# Start of Document extract
In the case of Alameda, co-owner and manager of Top Flavor Farmers and president of the Yuma Fresh Vegetable Association, the shipper lets him know what it wants, how much it wants and when it wants it.
“They tell us how many acres they want us to grow, how many boxes, how many pounds they want. That translates into acres. That translates to a plan,” Alameda said.
It's all about supply and demand. “It starts with someone wanting that parsley.”
The market is constantly changing. About 15 to 20 years ago, 85 percent of what he grew was iceberg lettuce. Now iceberg lettuce is about 40 percent of what he grows.
And lettuce is no longer just lettuce. Now people want baby greens and a variety of lettuces. Some of them are packaged together into ready-to-eat salad containers.
“It's still lettuce, but it's different types and it's more nutritious and flavorful. The trend is towards flavor and nutrition,” Alameda said.
Once the shipper gives him a harvest date, he starts counting backwards, trying to figure out when to put the crops in the ground.
Then Alameda has to procure land, which he leases from the Quechan Tribe.
“We have relationships with our landlords. It keeps rents reasonable and allows crop rotation, which can be expensive. It's a long-term relationship,” he explained.
Then he matches the crops with the land. Some require warmer weather or a certain type of soil. Bard, Calif., just across the river from Yuma, is colder in the winter; Yuma Valley is warmer.
# End of Document extract
# Start of Exercise material
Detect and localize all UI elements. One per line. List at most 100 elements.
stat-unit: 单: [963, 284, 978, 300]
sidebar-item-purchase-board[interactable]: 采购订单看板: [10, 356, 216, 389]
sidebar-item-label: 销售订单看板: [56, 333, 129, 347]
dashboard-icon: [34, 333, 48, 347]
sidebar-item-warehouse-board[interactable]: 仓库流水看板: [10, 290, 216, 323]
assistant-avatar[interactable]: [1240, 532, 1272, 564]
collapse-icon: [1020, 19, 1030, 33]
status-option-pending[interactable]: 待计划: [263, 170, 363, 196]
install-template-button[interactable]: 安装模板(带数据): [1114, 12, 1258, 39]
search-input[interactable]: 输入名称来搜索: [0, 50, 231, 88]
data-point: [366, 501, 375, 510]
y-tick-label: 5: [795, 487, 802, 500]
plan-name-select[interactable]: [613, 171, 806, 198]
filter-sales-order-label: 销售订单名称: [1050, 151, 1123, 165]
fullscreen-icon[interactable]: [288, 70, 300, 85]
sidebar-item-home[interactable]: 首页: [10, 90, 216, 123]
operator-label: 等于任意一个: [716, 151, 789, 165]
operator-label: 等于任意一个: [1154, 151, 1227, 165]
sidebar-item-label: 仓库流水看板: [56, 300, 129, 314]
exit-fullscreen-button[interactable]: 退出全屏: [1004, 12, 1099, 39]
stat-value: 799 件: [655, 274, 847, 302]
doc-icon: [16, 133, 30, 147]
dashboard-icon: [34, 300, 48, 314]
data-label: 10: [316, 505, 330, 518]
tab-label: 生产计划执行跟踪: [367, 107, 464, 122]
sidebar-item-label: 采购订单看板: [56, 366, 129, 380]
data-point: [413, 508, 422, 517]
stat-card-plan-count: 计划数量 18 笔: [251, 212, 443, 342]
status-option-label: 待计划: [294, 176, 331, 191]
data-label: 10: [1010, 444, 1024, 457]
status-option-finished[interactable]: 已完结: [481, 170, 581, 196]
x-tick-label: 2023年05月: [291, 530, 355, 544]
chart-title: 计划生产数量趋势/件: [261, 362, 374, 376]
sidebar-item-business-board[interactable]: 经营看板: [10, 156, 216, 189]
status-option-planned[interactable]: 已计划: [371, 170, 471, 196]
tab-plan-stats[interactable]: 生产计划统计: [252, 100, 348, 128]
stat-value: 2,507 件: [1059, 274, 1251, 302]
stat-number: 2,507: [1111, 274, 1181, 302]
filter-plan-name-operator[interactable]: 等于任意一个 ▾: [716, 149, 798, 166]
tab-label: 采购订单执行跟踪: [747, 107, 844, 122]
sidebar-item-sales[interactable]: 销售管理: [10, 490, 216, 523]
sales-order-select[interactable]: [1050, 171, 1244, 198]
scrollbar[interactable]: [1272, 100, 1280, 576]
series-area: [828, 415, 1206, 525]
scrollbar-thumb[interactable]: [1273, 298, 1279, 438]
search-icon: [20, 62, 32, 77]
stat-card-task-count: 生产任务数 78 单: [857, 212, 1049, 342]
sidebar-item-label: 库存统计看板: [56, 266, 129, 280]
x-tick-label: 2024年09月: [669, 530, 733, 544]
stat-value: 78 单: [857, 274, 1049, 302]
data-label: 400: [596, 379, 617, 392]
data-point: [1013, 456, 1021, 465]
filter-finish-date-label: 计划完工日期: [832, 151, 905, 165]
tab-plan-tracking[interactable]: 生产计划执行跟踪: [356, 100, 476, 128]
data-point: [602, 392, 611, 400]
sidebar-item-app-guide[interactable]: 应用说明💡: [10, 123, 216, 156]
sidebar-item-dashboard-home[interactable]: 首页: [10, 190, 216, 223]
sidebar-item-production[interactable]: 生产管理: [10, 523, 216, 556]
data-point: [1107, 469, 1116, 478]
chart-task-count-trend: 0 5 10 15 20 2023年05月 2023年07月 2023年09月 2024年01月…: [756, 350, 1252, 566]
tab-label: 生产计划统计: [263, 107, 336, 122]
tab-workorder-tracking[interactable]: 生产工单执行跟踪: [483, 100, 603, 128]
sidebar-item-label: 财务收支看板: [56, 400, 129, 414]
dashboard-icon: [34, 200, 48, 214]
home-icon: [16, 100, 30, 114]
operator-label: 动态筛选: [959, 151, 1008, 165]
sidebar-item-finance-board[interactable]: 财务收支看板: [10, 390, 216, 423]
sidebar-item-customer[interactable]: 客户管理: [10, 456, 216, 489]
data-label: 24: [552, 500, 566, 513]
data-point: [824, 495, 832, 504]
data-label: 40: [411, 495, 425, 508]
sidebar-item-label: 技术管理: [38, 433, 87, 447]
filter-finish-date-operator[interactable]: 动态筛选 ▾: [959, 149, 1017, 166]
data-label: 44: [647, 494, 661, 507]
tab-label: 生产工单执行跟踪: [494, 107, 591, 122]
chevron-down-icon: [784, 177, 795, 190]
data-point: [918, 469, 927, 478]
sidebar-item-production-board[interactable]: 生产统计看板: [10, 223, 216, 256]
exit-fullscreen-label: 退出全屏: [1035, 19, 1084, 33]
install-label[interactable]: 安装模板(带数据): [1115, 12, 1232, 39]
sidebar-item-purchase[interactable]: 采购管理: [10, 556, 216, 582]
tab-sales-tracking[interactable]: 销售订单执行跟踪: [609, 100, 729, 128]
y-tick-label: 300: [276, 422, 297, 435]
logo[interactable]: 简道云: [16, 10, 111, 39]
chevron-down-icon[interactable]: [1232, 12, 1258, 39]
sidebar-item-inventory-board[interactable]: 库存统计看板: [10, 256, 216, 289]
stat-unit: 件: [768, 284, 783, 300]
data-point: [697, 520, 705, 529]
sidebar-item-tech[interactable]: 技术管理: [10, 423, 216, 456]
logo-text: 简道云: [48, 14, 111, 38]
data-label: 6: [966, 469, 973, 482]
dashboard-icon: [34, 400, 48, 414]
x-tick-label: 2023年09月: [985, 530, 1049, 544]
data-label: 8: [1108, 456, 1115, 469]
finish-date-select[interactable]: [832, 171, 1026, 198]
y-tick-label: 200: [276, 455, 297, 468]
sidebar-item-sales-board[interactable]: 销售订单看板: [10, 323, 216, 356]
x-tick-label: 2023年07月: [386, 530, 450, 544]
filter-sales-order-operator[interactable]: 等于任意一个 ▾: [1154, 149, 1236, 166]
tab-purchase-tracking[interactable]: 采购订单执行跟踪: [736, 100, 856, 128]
# End of Exercise material
Exercise instructions:
A: Reproduce the passage from the article on Yuma vegetable farming from "Then Alameda has" up to and including "Valley is warmer.".
B: Rewrite the entries from the first line up to and including the line with "dashboard-icon: [34, 333, 48, 347]", replacing "localize" with "locate" and keeping everything else unchanged, and return only those lines.

Exercise answers:
A:
Then Alameda has to procure land, which he leases from the Quechan Tribe.
“We have relationships with our landlords. It keeps rents reasonable and allows crop rotation, which can be expensive. It's a long-term relationship,” he explained.
Then he matches the crops with the land. Some require warmer weather or a certain type of soil. Bard, Calif., just across the river from Yuma, is colder in the winter; Yuma Valley is warmer.

B:
Detect and locate all UI elements. One per line. List at most 100 elements.
stat-unit: 单: [963, 284, 978, 300]
sidebar-item-purchase-board[interactable]: 采购订单看板: [10, 356, 216, 389]
sidebar-item-label: 销售订单看板: [56, 333, 129, 347]
dashboard-icon: [34, 333, 48, 347]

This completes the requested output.